» **Exercise goal**
Locate the lines of the listing below that hold "złotych", then copy each of them.

________________

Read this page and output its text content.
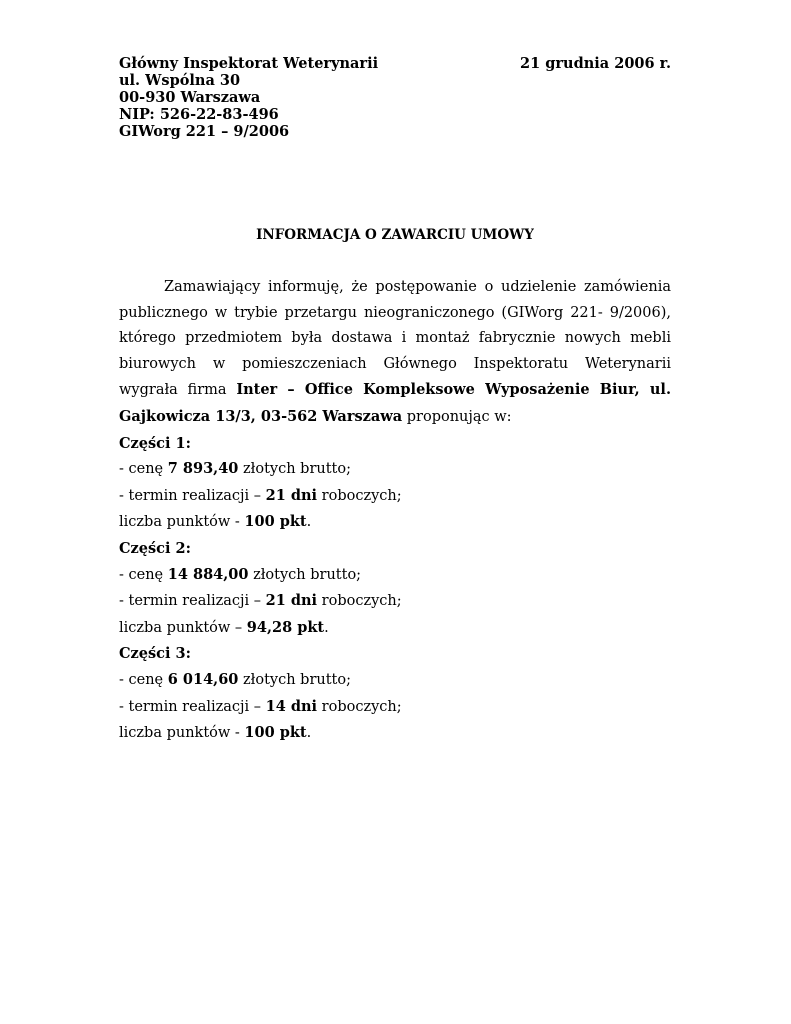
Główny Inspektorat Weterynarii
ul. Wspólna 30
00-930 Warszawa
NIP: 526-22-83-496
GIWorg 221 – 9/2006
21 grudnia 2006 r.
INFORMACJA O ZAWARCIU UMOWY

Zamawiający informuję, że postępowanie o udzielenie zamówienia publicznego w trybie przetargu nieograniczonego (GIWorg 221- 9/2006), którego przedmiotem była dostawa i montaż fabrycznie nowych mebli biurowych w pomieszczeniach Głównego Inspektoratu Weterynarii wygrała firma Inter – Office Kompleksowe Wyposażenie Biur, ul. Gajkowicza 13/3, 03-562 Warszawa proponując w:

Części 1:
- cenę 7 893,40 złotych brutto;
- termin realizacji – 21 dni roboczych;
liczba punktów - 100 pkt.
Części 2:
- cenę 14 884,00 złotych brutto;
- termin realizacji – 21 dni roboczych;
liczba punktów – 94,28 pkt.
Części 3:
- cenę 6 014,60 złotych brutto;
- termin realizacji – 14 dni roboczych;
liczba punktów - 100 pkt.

________________

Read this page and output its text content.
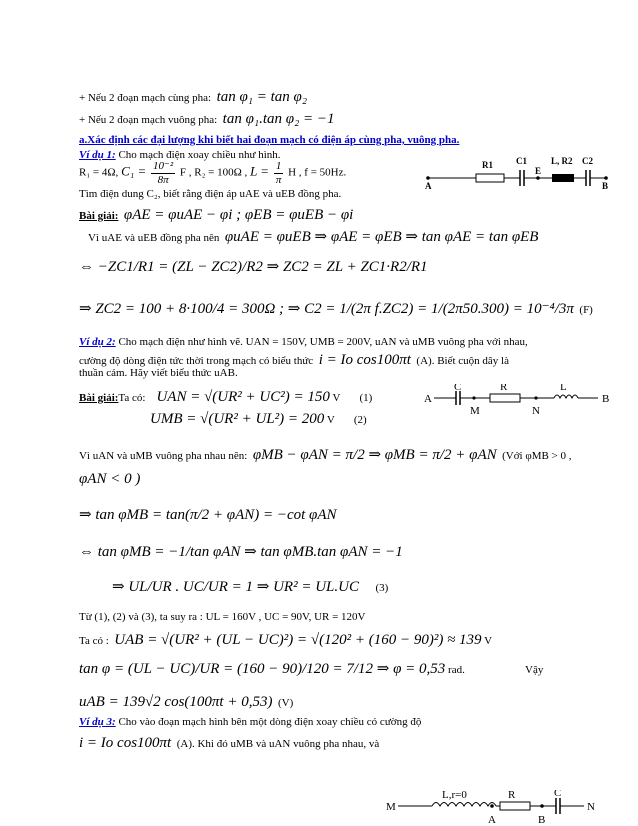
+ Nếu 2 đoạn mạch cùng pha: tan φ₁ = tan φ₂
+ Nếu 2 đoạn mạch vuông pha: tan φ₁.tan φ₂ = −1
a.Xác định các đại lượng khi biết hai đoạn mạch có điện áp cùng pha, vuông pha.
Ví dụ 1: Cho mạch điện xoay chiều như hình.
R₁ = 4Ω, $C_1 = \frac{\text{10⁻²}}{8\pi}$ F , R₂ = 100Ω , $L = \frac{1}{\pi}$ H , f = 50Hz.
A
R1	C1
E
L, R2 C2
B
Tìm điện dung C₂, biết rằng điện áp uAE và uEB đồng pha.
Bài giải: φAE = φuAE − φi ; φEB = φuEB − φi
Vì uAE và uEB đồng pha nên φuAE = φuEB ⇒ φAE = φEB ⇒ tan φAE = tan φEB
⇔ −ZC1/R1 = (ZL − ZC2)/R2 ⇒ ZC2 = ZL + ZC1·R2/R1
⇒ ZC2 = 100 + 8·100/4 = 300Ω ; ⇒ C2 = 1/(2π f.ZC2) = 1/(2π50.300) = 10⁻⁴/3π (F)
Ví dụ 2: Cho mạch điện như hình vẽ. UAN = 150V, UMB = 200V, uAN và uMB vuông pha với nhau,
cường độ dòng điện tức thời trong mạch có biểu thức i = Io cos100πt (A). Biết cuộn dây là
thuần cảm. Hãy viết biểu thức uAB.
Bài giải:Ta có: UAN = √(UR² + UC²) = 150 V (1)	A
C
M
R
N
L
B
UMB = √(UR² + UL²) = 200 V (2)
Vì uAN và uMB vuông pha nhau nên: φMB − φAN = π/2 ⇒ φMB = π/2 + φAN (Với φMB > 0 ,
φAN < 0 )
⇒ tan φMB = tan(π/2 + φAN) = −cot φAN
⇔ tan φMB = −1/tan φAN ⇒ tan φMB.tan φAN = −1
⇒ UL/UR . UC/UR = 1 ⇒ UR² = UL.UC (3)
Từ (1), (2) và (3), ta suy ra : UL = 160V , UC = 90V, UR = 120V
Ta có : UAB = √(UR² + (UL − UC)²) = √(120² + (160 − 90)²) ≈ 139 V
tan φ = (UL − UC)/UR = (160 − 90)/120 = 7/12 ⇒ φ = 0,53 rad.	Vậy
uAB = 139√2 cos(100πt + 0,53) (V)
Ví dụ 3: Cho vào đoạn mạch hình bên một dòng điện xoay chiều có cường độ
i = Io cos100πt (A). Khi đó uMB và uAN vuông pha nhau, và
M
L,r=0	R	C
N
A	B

________________

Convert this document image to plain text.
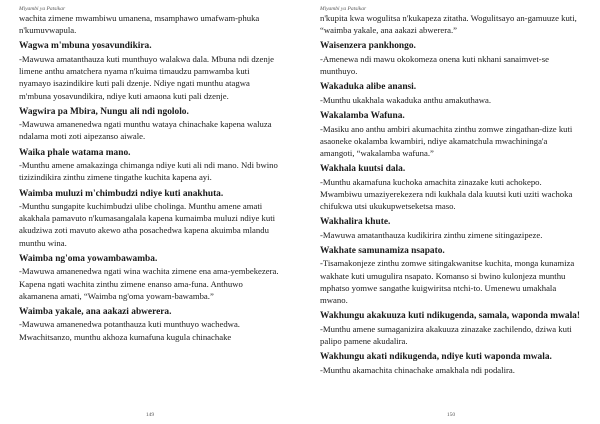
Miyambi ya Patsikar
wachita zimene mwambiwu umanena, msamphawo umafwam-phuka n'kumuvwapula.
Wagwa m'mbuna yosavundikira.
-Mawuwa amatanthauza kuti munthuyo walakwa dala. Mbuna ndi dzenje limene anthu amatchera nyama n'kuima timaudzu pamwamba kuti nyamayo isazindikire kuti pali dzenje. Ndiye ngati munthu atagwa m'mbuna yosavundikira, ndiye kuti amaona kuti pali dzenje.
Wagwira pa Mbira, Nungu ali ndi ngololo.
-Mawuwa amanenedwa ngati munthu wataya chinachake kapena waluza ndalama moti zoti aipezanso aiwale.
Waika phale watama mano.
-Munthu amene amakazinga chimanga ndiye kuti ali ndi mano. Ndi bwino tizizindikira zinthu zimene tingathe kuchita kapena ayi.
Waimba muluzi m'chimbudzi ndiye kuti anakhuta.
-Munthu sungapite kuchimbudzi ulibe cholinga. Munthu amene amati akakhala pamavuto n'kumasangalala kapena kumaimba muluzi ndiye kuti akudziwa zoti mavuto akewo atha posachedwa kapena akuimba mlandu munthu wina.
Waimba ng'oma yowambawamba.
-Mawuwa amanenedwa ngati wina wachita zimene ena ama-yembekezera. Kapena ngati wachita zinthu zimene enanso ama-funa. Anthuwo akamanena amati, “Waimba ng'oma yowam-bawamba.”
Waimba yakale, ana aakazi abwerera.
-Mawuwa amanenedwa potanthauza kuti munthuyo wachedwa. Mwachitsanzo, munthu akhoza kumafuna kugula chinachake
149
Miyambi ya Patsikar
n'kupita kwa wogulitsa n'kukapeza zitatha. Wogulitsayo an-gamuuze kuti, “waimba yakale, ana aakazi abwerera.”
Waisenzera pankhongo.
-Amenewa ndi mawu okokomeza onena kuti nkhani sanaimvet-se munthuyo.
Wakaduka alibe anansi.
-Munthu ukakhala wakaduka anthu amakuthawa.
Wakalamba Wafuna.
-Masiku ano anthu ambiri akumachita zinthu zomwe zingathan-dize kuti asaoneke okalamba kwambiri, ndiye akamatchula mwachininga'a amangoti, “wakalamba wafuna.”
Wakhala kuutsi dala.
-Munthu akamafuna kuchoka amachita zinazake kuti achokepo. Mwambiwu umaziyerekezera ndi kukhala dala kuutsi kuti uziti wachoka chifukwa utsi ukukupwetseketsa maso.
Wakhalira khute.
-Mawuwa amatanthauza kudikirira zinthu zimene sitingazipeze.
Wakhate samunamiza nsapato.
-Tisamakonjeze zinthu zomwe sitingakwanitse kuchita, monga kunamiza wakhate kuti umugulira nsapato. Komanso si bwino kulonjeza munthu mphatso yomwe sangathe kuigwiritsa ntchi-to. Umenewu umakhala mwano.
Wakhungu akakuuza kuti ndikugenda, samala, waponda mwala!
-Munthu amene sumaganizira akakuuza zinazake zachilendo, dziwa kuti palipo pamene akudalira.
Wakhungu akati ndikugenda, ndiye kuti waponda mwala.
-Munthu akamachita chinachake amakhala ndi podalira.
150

________________

» **Written solution**
- cenę 7 893,40 złotych brutto;
- cenę 14 884,00 złotych brutto;
- cenę 6 014,60 złotych brutto;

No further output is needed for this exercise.